_Task statement_:
Go through the entries below and copy each line containing the word "Extract".

Entries from a dataset
━━━━━━━━━━━━━━━━

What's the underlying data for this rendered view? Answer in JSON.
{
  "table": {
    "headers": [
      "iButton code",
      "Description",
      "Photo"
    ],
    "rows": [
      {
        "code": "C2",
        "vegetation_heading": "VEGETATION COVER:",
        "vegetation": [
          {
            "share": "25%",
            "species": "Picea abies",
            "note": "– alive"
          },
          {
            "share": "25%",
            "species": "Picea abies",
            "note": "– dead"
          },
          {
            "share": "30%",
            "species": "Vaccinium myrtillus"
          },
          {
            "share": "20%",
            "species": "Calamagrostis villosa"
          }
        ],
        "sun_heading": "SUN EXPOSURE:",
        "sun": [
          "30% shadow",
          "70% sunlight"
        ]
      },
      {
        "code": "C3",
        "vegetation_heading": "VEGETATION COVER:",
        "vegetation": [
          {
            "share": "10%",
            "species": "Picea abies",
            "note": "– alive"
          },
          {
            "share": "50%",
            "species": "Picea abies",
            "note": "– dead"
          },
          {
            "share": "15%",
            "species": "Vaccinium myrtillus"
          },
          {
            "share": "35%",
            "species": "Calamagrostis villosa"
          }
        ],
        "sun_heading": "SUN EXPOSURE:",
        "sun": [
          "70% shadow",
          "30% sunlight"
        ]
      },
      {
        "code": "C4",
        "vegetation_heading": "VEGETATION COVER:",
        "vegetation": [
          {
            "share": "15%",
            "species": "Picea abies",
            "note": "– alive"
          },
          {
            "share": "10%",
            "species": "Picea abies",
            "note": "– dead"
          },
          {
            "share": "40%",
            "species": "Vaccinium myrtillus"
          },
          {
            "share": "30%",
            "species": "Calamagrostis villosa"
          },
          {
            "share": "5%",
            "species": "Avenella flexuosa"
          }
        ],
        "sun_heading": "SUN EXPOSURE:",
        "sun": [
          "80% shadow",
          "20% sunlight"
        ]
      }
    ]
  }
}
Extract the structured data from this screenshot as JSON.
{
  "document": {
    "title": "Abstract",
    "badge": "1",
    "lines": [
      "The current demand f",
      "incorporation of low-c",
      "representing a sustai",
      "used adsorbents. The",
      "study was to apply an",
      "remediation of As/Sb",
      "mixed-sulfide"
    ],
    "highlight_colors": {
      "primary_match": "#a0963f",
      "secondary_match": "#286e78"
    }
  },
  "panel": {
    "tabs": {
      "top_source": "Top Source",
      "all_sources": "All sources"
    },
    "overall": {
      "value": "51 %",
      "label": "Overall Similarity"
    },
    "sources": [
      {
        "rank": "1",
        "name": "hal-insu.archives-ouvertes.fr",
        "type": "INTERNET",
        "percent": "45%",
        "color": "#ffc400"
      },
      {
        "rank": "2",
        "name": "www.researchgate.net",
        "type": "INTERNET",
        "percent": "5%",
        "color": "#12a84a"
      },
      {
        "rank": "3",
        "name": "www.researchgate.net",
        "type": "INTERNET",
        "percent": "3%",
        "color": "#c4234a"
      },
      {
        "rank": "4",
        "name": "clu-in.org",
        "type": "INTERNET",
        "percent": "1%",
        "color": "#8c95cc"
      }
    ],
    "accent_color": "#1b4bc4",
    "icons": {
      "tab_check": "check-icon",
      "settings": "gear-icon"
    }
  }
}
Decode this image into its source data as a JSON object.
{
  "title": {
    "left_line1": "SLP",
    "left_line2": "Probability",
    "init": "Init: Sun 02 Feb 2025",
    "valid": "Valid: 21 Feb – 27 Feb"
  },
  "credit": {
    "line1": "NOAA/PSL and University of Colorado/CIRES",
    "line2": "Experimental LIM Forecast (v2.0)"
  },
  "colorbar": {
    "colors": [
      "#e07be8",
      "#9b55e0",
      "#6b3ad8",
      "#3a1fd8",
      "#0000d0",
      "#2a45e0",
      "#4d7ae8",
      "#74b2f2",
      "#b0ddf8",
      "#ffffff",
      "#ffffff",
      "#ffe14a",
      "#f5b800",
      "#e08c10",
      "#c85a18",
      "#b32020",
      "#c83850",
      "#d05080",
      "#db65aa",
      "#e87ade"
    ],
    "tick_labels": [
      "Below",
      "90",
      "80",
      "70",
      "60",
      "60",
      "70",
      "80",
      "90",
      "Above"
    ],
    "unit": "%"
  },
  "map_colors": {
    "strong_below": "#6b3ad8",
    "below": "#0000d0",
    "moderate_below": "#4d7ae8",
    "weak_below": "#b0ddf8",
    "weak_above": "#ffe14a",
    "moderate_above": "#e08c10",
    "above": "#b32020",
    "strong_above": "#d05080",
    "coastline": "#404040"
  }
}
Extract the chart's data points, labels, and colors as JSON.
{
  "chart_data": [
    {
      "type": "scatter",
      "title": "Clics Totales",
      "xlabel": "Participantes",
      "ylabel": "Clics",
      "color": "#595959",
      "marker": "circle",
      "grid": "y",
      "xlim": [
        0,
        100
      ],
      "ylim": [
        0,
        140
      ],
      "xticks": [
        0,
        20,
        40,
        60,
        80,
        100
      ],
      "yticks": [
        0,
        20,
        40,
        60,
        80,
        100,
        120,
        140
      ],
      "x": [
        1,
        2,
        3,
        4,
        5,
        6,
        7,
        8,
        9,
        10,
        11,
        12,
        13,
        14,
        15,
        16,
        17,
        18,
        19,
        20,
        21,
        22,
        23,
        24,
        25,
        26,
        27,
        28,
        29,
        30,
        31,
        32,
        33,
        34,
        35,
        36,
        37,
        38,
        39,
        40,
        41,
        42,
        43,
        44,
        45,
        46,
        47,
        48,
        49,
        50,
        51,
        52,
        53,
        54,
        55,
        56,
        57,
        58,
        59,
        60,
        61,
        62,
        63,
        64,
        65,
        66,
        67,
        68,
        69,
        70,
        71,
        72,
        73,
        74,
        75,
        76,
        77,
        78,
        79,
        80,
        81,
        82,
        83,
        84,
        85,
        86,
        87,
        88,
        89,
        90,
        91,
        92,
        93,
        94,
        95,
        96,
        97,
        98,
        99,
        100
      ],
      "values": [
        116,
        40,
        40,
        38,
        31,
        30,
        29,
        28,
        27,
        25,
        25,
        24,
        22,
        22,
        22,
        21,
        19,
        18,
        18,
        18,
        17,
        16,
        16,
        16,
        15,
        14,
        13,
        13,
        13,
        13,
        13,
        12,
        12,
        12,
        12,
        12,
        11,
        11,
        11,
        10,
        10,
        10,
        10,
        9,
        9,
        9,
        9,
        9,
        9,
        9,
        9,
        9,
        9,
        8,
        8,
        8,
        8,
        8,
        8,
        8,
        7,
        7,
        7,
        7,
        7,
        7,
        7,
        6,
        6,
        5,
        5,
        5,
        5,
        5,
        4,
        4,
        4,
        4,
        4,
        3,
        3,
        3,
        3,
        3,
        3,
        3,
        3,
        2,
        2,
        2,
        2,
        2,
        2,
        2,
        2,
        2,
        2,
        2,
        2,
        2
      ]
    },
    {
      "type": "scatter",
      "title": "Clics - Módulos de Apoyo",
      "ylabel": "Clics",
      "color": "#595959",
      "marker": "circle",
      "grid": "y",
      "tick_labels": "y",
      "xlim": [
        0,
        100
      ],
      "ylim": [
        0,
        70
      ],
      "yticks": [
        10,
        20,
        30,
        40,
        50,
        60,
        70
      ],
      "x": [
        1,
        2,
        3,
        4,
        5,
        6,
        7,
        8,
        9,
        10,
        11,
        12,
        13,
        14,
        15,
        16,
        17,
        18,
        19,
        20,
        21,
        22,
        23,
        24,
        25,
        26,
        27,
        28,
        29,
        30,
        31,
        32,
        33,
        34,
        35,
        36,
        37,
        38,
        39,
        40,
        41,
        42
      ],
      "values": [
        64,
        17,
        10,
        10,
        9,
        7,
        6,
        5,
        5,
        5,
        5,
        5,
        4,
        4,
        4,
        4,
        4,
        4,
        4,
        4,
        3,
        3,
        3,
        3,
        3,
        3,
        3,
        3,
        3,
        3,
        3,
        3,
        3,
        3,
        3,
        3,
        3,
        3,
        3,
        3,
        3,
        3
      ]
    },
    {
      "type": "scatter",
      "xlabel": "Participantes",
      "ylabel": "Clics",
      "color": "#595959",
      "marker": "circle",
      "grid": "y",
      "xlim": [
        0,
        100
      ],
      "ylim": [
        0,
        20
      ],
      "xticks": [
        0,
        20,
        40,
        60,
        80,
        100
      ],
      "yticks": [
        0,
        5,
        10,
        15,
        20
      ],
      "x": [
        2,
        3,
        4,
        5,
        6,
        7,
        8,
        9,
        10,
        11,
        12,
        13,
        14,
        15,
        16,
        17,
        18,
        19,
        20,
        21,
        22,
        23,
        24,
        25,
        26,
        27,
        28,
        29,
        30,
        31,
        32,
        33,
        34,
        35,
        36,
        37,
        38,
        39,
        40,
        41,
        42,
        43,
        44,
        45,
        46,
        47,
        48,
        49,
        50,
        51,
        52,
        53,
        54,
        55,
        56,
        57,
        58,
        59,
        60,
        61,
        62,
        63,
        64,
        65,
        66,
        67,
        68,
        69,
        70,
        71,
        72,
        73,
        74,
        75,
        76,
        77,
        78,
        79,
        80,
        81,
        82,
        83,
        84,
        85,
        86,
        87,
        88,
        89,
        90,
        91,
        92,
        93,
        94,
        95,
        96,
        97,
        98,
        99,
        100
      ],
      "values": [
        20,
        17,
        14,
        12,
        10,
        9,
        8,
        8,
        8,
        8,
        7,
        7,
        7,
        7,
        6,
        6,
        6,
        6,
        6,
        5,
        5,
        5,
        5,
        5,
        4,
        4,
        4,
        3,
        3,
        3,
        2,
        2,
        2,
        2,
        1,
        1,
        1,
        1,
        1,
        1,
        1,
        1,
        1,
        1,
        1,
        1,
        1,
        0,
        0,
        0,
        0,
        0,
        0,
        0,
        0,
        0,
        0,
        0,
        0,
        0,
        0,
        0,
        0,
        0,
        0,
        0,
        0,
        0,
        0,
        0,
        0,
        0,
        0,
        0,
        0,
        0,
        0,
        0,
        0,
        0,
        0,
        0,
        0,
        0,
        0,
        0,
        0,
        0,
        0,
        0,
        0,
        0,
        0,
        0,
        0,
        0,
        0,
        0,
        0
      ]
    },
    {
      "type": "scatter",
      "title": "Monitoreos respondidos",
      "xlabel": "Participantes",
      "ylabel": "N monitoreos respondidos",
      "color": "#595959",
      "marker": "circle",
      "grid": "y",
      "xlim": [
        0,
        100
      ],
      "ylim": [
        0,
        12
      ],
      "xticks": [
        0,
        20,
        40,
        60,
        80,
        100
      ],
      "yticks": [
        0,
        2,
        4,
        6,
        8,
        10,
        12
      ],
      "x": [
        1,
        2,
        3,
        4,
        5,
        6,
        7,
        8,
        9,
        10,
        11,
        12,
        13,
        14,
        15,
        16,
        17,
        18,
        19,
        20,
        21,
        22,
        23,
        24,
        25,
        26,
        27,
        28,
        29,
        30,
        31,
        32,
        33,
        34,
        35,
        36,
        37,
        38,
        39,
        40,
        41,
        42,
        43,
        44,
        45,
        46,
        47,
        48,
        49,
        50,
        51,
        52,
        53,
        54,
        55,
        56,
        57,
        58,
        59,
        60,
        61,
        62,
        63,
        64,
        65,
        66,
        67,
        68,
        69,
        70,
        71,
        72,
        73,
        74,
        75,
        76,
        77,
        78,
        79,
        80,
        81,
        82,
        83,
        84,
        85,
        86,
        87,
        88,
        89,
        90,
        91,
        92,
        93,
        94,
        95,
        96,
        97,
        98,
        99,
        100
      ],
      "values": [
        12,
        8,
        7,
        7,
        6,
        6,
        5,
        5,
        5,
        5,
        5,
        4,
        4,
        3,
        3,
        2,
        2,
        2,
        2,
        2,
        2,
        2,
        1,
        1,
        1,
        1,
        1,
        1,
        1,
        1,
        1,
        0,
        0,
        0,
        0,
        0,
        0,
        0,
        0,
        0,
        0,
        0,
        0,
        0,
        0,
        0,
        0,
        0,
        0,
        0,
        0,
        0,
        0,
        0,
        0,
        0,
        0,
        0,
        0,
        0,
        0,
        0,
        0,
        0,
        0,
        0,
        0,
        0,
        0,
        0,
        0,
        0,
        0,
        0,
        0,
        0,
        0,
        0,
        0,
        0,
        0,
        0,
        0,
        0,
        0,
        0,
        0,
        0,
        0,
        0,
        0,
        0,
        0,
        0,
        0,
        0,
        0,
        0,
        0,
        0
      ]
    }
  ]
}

━━━━━━━━━━━━━━━━

_Answer for this exercise_:
Extract the structured data from this screenshot as JSON.
Extract the chart's data points, labels, and colors as JSON.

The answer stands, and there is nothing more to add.